**Your task:** In the data below, locate each line with the word "Projects" and list it.

**Data supplied:**
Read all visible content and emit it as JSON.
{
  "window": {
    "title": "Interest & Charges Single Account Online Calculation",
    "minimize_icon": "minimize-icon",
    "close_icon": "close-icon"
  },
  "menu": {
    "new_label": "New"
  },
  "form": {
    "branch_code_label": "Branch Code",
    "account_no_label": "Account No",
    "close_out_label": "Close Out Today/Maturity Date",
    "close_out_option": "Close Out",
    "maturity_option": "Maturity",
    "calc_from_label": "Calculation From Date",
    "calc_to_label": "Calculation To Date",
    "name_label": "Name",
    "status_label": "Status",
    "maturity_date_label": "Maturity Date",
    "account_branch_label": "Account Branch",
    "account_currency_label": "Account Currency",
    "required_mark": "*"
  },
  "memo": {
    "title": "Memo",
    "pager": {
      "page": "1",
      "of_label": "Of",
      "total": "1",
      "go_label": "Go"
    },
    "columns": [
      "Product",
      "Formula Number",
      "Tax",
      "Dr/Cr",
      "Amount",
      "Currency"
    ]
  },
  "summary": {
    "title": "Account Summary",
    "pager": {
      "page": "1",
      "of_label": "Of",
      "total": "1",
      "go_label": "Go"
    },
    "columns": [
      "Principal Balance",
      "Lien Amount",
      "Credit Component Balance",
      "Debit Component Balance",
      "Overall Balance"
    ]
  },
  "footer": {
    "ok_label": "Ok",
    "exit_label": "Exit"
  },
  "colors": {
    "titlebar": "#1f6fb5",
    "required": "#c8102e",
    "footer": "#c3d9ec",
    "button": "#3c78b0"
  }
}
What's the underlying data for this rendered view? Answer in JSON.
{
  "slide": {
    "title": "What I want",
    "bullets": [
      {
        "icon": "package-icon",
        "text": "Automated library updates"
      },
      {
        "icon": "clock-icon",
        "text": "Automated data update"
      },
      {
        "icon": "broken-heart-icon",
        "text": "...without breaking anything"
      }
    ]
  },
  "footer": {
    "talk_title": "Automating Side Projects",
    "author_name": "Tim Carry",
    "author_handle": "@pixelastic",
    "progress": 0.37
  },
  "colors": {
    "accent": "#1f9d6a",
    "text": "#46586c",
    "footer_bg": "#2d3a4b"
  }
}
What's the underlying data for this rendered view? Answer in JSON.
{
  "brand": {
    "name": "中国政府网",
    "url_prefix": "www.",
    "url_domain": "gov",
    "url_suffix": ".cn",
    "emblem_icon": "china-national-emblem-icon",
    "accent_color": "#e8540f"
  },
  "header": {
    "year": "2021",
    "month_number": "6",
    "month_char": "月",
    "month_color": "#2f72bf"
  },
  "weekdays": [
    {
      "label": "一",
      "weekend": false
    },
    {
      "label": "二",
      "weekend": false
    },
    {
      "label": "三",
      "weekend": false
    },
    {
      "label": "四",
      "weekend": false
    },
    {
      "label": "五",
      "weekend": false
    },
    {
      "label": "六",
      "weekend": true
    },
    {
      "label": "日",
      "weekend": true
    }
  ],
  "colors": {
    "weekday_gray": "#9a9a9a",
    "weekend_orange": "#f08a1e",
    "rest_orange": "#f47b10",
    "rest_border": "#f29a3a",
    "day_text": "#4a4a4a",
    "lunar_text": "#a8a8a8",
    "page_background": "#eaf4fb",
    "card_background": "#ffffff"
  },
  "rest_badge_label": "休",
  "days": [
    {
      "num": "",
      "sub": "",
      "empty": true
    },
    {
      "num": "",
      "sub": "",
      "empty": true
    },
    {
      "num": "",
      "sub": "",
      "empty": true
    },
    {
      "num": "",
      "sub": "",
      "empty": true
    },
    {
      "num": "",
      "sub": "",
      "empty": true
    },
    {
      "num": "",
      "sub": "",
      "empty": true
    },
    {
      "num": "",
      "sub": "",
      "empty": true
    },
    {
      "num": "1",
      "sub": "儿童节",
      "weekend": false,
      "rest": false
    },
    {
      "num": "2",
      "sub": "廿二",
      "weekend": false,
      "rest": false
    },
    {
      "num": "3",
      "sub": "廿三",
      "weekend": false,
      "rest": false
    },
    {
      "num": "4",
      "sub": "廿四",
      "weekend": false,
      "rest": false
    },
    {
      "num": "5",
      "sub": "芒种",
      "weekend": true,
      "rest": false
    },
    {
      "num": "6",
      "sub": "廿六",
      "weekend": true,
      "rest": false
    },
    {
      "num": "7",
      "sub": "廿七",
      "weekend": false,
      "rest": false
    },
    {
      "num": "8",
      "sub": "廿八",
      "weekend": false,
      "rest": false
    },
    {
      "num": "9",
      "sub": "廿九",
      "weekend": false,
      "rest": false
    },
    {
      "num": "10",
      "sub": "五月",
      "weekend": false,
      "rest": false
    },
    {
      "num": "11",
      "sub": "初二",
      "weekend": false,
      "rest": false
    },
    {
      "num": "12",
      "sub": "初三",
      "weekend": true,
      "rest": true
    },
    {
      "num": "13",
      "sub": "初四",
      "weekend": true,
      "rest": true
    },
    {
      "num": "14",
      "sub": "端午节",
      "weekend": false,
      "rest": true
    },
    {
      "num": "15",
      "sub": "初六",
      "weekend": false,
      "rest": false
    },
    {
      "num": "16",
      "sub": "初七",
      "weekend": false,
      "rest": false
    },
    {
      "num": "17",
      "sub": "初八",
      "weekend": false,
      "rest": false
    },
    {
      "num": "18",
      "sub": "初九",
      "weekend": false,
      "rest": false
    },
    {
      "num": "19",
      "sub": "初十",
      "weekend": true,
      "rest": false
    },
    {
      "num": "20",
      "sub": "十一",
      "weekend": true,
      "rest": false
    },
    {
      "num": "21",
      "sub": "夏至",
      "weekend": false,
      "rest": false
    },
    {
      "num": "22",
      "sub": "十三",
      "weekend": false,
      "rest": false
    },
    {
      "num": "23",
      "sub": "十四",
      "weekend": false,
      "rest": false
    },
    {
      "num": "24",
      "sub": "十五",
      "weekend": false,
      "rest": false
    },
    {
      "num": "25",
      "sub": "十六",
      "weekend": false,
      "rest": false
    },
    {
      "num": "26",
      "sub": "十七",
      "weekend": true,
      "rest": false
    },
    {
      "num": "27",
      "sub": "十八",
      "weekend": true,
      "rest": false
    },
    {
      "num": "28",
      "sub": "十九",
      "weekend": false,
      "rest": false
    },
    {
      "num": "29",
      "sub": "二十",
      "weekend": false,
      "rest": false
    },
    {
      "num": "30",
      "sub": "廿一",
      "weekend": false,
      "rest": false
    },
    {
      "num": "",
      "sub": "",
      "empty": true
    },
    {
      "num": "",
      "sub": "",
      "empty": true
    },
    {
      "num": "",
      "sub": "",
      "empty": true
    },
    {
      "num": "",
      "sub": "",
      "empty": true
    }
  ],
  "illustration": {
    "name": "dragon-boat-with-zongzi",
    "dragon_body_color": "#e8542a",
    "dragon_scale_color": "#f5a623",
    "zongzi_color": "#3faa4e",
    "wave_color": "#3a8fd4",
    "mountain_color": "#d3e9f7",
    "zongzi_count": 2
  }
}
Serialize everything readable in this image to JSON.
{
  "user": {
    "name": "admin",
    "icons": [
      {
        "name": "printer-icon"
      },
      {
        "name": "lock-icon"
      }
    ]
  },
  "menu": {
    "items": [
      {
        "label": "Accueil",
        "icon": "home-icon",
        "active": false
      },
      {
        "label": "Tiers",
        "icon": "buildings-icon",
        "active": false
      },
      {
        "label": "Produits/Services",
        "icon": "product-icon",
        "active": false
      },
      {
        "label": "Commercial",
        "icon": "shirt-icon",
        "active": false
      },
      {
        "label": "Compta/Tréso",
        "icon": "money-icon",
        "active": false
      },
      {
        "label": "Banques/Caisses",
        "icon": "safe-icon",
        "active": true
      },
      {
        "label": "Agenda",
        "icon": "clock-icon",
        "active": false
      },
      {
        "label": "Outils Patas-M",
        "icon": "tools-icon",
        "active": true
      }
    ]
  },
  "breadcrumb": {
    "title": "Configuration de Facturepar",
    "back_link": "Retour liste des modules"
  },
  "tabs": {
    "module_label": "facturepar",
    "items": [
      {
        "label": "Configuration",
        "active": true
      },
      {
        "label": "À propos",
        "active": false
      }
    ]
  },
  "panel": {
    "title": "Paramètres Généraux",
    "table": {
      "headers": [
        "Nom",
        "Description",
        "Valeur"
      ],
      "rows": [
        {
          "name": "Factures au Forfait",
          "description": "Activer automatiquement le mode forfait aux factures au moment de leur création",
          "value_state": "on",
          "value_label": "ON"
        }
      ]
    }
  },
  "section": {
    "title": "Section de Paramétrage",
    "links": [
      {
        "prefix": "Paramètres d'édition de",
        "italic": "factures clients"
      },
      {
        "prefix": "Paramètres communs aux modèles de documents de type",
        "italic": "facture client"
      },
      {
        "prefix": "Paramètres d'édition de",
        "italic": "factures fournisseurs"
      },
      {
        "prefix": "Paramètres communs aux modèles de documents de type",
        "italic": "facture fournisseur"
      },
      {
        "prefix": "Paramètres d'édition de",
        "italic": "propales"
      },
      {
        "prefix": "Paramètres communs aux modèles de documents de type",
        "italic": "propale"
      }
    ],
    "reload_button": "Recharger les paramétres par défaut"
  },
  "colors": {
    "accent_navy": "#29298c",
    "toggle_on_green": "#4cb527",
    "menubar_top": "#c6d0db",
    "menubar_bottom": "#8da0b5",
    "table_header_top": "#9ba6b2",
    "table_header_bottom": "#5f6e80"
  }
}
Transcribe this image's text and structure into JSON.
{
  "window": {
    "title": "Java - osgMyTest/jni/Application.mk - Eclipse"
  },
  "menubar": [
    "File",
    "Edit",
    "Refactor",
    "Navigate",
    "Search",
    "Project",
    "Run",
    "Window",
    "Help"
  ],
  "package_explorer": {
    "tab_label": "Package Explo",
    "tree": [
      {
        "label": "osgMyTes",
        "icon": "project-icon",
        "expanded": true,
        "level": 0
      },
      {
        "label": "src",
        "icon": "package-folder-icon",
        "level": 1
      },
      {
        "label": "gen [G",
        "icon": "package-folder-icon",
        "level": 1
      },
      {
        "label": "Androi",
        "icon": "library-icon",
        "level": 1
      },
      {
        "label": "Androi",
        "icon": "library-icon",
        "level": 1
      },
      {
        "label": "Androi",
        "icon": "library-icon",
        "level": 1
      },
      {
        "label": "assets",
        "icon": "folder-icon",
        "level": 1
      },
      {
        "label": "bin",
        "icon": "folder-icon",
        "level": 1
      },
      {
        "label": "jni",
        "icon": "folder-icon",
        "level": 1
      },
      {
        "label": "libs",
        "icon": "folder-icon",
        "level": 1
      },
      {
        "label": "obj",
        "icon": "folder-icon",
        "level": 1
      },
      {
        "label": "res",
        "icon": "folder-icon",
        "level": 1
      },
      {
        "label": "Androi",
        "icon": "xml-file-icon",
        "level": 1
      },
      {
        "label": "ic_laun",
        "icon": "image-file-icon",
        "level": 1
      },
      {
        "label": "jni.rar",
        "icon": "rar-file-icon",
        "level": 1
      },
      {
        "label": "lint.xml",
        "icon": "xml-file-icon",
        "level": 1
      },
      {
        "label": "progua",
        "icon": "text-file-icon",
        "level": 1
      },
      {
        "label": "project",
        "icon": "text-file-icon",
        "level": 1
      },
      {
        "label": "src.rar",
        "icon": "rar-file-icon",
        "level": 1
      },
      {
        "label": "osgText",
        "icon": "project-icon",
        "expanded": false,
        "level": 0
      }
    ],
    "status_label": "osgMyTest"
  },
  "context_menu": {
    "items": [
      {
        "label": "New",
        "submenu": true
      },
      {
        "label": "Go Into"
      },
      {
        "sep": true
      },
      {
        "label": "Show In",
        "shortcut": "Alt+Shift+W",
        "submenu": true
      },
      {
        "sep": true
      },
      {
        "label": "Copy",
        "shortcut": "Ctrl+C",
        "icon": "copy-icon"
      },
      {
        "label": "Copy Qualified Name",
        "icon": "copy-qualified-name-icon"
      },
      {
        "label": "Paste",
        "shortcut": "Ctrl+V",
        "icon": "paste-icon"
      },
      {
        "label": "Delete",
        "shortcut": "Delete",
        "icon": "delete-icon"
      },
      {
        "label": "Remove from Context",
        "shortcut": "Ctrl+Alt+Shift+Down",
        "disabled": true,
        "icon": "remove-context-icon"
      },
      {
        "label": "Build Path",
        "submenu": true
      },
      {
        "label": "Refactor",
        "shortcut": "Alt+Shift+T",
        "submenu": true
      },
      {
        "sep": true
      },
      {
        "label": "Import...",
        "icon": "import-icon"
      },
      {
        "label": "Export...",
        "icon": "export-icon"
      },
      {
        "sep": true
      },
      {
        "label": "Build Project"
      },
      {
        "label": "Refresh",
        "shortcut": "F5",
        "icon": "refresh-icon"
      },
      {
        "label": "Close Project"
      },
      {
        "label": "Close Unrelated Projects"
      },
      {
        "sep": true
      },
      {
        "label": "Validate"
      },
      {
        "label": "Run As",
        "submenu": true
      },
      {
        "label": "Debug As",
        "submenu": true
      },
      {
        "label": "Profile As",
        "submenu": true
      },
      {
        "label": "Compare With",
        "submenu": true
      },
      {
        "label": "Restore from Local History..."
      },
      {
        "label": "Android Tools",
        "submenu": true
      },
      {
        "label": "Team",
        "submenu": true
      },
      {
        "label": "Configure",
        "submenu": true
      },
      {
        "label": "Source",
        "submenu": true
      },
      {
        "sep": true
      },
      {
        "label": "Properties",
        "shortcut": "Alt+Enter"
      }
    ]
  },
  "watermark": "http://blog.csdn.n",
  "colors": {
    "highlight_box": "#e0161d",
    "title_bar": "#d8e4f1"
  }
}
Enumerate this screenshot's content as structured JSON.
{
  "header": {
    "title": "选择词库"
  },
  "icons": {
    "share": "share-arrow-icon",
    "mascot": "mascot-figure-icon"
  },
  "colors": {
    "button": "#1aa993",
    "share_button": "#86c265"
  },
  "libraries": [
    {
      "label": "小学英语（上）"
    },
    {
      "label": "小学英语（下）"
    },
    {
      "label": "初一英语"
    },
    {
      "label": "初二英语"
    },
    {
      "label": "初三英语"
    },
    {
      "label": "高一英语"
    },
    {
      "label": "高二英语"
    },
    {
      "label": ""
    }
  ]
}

**Output for this exercise:**
    "talk_title": "Automating Side Projects",
        "label": "Close Unrelated Projects"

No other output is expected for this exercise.